Repeat the whole of the data, keeping every detail the same.

> [Items from a data source]:
# # # # # # #
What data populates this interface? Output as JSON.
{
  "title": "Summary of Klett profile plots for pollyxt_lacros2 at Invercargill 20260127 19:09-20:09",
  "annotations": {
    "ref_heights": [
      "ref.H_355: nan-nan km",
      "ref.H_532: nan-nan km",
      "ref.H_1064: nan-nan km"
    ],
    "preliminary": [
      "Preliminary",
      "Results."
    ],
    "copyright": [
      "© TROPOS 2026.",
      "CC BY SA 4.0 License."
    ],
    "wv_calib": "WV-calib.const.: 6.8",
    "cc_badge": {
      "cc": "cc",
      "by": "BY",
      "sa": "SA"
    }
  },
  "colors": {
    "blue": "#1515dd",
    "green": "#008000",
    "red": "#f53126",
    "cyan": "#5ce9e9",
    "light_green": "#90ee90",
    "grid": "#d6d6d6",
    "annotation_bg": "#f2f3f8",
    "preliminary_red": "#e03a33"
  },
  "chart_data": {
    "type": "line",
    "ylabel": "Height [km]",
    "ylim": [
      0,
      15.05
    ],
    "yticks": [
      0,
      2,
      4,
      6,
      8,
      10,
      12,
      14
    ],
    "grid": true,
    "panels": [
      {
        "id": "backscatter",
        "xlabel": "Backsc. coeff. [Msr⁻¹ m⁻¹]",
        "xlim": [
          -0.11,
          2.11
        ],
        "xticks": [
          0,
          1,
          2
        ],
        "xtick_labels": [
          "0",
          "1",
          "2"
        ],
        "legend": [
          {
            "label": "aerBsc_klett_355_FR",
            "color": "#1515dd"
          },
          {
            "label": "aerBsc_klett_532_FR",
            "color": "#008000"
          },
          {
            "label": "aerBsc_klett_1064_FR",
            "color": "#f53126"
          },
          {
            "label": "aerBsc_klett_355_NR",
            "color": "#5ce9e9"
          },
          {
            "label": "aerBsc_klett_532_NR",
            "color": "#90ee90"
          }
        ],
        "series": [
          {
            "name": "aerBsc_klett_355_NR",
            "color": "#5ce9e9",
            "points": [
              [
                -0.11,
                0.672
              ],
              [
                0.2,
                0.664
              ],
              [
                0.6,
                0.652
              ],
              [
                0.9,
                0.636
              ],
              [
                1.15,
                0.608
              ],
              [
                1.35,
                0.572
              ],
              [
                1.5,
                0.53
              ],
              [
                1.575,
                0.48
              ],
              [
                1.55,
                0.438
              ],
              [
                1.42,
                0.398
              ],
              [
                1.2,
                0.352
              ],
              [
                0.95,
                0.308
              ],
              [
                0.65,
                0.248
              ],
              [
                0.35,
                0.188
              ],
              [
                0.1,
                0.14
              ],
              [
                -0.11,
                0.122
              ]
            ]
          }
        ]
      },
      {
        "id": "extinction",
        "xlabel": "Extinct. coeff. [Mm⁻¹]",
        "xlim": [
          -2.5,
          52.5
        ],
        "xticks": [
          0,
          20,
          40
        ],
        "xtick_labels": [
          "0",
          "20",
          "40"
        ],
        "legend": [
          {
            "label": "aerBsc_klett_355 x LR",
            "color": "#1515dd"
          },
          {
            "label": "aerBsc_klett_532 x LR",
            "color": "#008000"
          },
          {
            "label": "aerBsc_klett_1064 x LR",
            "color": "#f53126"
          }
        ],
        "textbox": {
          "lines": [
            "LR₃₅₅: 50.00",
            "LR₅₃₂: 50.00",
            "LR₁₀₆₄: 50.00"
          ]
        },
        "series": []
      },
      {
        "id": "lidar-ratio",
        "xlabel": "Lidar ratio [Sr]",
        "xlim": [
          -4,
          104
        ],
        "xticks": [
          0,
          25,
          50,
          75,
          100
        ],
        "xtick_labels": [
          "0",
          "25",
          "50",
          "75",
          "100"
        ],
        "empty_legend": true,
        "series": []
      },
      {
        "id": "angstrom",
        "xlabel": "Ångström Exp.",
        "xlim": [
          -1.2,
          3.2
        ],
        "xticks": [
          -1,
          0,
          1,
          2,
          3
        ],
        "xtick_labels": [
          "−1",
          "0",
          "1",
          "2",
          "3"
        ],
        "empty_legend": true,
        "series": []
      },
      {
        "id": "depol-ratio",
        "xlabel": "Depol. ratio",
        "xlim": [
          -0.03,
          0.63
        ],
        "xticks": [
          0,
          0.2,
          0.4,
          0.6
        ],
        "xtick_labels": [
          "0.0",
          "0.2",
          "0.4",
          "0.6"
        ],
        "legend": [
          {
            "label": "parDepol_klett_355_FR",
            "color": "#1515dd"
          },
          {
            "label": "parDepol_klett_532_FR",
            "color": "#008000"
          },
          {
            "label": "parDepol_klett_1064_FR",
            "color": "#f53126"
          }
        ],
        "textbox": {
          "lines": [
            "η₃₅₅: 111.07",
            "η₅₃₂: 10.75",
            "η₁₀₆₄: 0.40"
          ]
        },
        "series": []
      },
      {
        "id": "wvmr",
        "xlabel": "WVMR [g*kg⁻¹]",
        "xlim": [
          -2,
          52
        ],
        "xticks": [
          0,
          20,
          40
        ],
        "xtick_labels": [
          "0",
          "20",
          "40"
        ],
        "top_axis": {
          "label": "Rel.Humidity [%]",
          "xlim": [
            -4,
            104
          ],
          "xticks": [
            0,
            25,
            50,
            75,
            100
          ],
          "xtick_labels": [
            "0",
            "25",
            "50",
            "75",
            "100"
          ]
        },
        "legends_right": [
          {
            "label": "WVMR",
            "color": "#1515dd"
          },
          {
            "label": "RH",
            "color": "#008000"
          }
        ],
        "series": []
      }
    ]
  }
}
# # # # # # #
> [EXERCISE ANSWER]:
What data populates this interface? Output as JSON.
{
  "title": "Summary of Klett profile plots for pollyxt_lacros2 at Invercargill 20260127 19:09-20:09",
  "annotations": {
    "ref_heights": [
      "ref.H_355: nan-nan km",
      "ref.H_532: nan-nan km",
      "ref.H_1064: nan-nan km"
    ],
    "preliminary": [
      "Preliminary",
      "Results."
    ],
    "copyright": [
      "© TROPOS 2026.",
      "CC BY SA 4.0 License."
    ],
    "wv_calib": "WV-calib.const.: 6.8",
    "cc_badge": {
      "cc": "cc",
      "by": "BY",
      "sa": "SA"
    }
  },
  "colors": {
    "blue": "#1515dd",
    "green": "#008000",
    "red": "#f53126",
    "cyan": "#5ce9e9",
    "light_green": "#90ee90",
    "grid": "#d6d6d6",
    "annotation_bg": "#f2f3f8",
    "preliminary_red": "#e03a33"
  },
  "chart_data": {
    "type": "line",
    "ylabel": "Height [km]",
    "ylim": [
      0,
      15.05
    ],
    "yticks": [
      0,
      2,
      4,
      6,
      8,
      10,
      12,
      14
    ],
    "grid": true,
    "panels": [
      {
        "id": "backscatter",
        "xlabel": "Backsc. coeff. [Msr⁻¹ m⁻¹]",
        "xlim": [
          -0.11,
          2.11
        ],
        "xticks": [
          0,
          1,
          2
        ],
        "xtick_labels": [
          "0",
          "1",
          "2"
        ],
        "legend": [
          {
            "label": "aerBsc_klett_355_FR",
            "color": "#1515dd"
          },
          {
            "label": "aerBsc_klett_532_FR",
            "color": "#008000"
          },
          {
            "label": "aerBsc_klett_1064_FR",
            "color": "#f53126"
          },
          {
            "label": "aerBsc_klett_355_NR",
            "color": "#5ce9e9"
          },
          {
            "label": "aerBsc_klett_532_NR",
            "color": "#90ee90"
          }
        ],
        "series": [
          {
            "name": "aerBsc_klett_355_NR",
            "color": "#5ce9e9",
            "points": [
              [
                -0.11,
                0.672
              ],
              [
                0.2,
                0.664
              ],
              [
                0.6,
                0.652
              ],
              [
                0.9,
                0.636
              ],
              [
                1.15,
                0.608
              ],
              [
                1.35,
                0.572
              ],
              [
                1.5,
                0.53
              ],
              [
                1.575,
                0.48
              ],
              [
                1.55,
                0.438
              ],
              [
                1.42,
                0.398
              ],
              [
                1.2,
                0.352
              ],
              [
                0.95,
                0.308
              ],
              [
                0.65,
                0.248
              ],
              [
                0.35,
                0.188
              ],
              [
                0.1,
                0.14
              ],
              [
                -0.11,
                0.122
              ]
            ]
          }
        ]
      },
      {
        "id": "extinction",
        "xlabel": "Extinct. coeff. [Mm⁻¹]",
        "xlim": [
          -2.5,
          52.5
        ],
        "xticks": [
          0,
          20,
          40
        ],
        "xtick_labels": [
          "0",
          "20",
          "40"
        ],
        "legend": [
          {
            "label": "aerBsc_klett_355 x LR",
            "color": "#1515dd"
          },
          {
            "label": "aerBsc_klett_532 x LR",
            "color": "#008000"
          },
          {
            "label": "aerBsc_klett_1064 x LR",
            "color": "#f53126"
          }
        ],
        "textbox": {
          "lines": [
            "LR₃₅₅: 50.00",
            "LR₅₃₂: 50.00",
            "LR₁₀₆₄: 50.00"
          ]
        },
        "series": []
      },
      {
        "id": "lidar-ratio",
        "xlabel": "Lidar ratio [Sr]",
        "xlim": [
          -4,
          104
        ],
        "xticks": [
          0,
          25,
          50,
          75,
          100
        ],
        "xtick_labels": [
          "0",
          "25",
          "50",
          "75",
          "100"
        ],
        "empty_legend": true,
        "series": []
      },
      {
        "id": "angstrom",
        "xlabel": "Ångström Exp.",
        "xlim": [
          -1.2,
          3.2
        ],
        "xticks": [
          -1,
          0,
          1,
          2,
          3
        ],
        "xtick_labels": [
          "−1",
          "0",
          "1",
          "2",
          "3"
        ],
        "empty_legend": true,
        "series": []
      },
      {
        "id": "depol-ratio",
        "xlabel": "Depol. ratio",
        "xlim": [
          -0.03,
          0.63
        ],
        "xticks": [
          0,
          0.2,
          0.4,
          0.6
        ],
        "xtick_labels": [
          "0.0",
          "0.2",
          "0.4",
          "0.6"
        ],
        "legend": [
          {
            "label": "parDepol_klett_355_FR",
            "color": "#1515dd"
          },
          {
            "label": "parDepol_klett_532_FR",
            "color": "#008000"
          },
          {
            "label": "parDepol_klett_1064_FR",
            "color": "#f53126"
          }
        ],
        "textbox": {
          "lines": [
            "η₃₅₅: 111.07",
            "η₅₃₂: 10.75",
            "η₁₀₆₄: 0.40"
          ]
        },
        "series": []
      },
      {
        "id": "wvmr",
        "xlabel": "WVMR [g*kg⁻¹]",
        "xlim": [
          -2,
          52
        ],
        "xticks": [
          0,
          20,
          40
        ],
        "xtick_labels": [
          "0",
          "20",
          "40"
        ],
        "top_axis": {
          "label": "Rel.Humidity [%]",
          "xlim": [
            -4,
            104
          ],
          "xticks": [
            0,
            25,
            50,
            75,
            100
          ],
          "xtick_labels": [
            "0",
            "25",
            "50",
            "75",
            "100"
          ]
        },
        "legends_right": [
          {
            "label": "WVMR",
            "color": "#1515dd"
          },
          {
            "label": "RH",
            "color": "#008000"
          }
        ],
        "series": []
      }
    ]
  }
}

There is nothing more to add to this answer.